**TASK TO COMPLETE**
All the entries need to be quoted exactly, apart from the pictures, which you should drop.
[START]
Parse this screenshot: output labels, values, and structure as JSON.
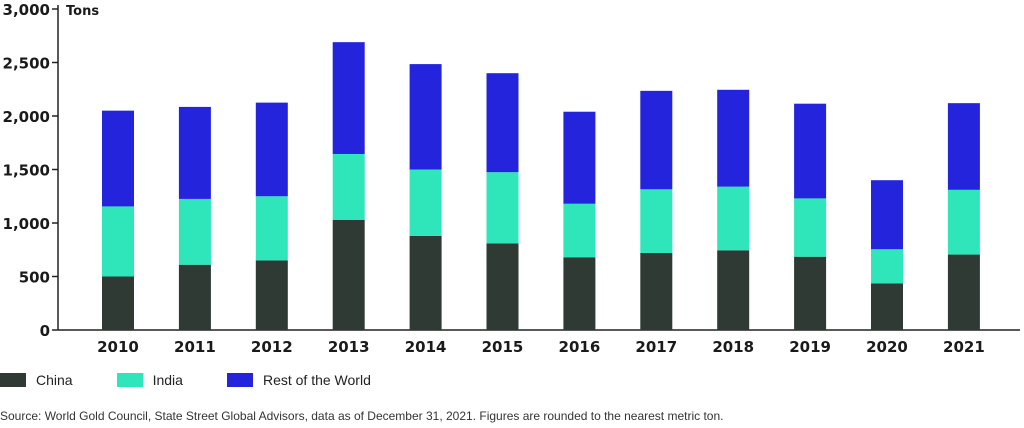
{
  "chart_data": {
    "type": "bar",
    "stacked": true,
    "ylabel": "Tons",
    "ylim": [
      0,
      3000
    ],
    "yticks": [
      "0",
      "500",
      "1,000",
      "1,500",
      "2,000",
      "2,500",
      "3,000"
    ],
    "ytick_values": [
      0,
      500,
      1000,
      1500,
      2000,
      2500,
      3000
    ],
    "categories": [
      "2010",
      "2011",
      "2012",
      "2013",
      "2014",
      "2015",
      "2016",
      "2017",
      "2018",
      "2019",
      "2020",
      "2021"
    ],
    "series": [
      {
        "name": "China",
        "color": "#2e3a33",
        "values": [
          500,
          610,
          650,
          1030,
          880,
          810,
          680,
          720,
          745,
          685,
          435,
          705
        ]
      },
      {
        "name": "India",
        "color": "#2ee6ba",
        "values": [
          655,
          615,
          600,
          615,
          620,
          665,
          500,
          595,
          595,
          545,
          320,
          605
        ]
      },
      {
        "name": "Rest of the World",
        "color": "#2424dd",
        "values": [
          895,
          860,
          875,
          1045,
          985,
          925,
          860,
          920,
          905,
          885,
          645,
          810
        ]
      }
    ],
    "grid": false,
    "legend_position": "bottom-left"
  },
  "source_note": "Source: World Gold Council, State Street Global Advisors, data as of December 31, 2021. Figures are rounded to the nearest metric ton."
}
[END]
**RESULT OF THIS EXERCISE**
Parse this screenshot: output labels, values, and structure as JSON.
{
  "chart_data": {
    "type": "bar",
    "stacked": true,
    "ylabel": "Tons",
    "ylim": [
      0,
      3000
    ],
    "yticks": [
      "0",
      "500",
      "1,000",
      "1,500",
      "2,000",
      "2,500",
      "3,000"
    ],
    "ytick_values": [
      0,
      500,
      1000,
      1500,
      2000,
      2500,
      3000
    ],
    "categories": [
      "2010",
      "2011",
      "2012",
      "2013",
      "2014",
      "2015",
      "2016",
      "2017",
      "2018",
      "2019",
      "2020",
      "2021"
    ],
    "series": [
      {
        "name": "China",
        "color": "#2e3a33",
        "values": [
          500,
          610,
          650,
          1030,
          880,
          810,
          680,
          720,
          745,
          685,
          435,
          705
        ]
      },
      {
        "name": "India",
        "color": "#2ee6ba",
        "values": [
          655,
          615,
          600,
          615,
          620,
          665,
          500,
          595,
          595,
          545,
          320,
          605
        ]
      },
      {
        "name": "Rest of the World",
        "color": "#2424dd",
        "values": [
          895,
          860,
          875,
          1045,
          985,
          925,
          860,
          920,
          905,
          885,
          645,
          810
        ]
      }
    ],
    "grid": false,
    "legend_position": "bottom-left"
  },
  "source_note": "Source: World Gold Council, State Street Global Advisors, data as of December 31, 2021. Figures are rounded to the nearest metric ton."
}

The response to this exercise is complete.